Data tied to figure images
%%
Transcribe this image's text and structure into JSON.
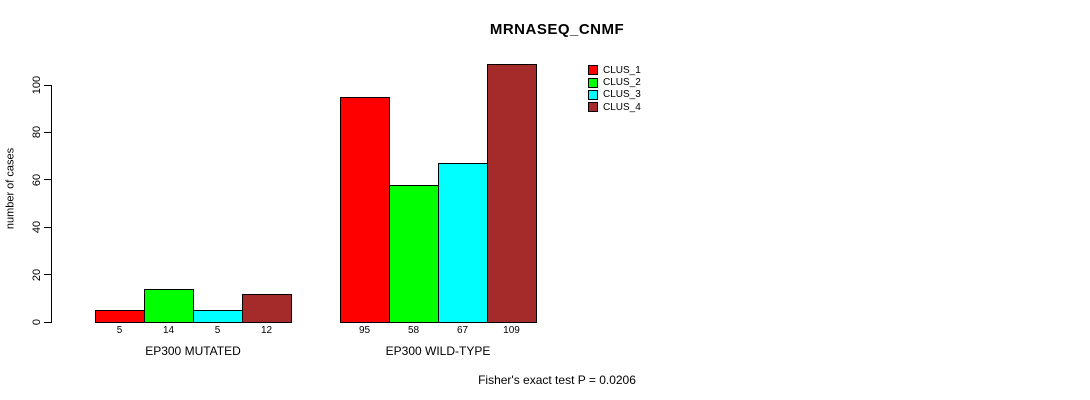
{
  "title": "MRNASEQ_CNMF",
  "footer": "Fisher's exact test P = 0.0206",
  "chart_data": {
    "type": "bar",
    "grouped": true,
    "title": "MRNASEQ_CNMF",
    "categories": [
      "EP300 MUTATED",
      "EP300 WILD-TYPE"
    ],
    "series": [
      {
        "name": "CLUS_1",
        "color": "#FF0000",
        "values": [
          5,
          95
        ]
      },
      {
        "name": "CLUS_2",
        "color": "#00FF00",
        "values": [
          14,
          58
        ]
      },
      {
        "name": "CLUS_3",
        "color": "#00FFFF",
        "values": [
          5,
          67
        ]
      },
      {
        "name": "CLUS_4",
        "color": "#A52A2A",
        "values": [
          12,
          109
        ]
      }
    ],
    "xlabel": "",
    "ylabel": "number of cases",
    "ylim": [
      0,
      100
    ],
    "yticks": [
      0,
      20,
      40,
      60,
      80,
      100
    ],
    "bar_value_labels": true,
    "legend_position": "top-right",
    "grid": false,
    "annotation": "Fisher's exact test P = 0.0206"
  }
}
%%
%%
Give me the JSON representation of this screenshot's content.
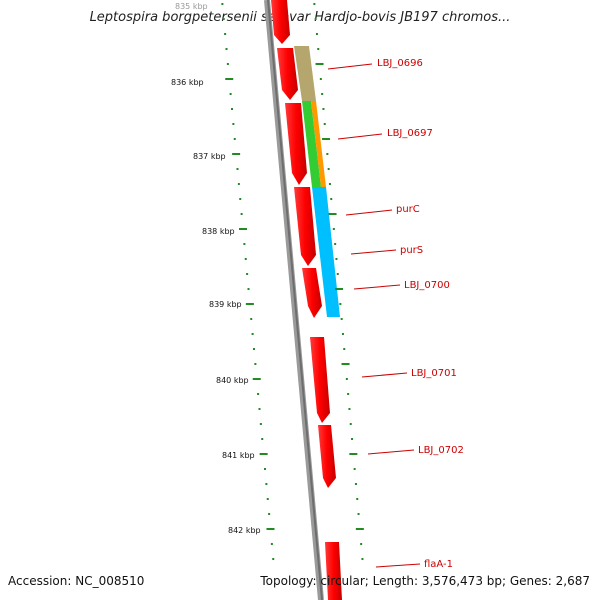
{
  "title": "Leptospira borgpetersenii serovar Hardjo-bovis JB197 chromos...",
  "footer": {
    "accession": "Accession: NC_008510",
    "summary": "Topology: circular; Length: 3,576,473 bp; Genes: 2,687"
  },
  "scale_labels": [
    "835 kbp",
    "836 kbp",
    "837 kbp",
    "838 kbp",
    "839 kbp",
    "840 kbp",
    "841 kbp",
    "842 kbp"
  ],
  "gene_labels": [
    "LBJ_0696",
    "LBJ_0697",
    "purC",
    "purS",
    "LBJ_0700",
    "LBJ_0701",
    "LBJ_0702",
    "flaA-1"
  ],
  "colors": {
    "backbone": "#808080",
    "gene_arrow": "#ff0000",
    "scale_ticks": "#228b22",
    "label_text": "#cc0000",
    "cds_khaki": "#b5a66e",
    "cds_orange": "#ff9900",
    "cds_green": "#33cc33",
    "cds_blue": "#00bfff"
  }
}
%%
■ Problem details: Reproduce each line of the records in which the word "JSON" appears.

■ Output for this exercise:
Transcribe this image's text and structure into JSON.
Give me the JSON representation of this screenshot's content.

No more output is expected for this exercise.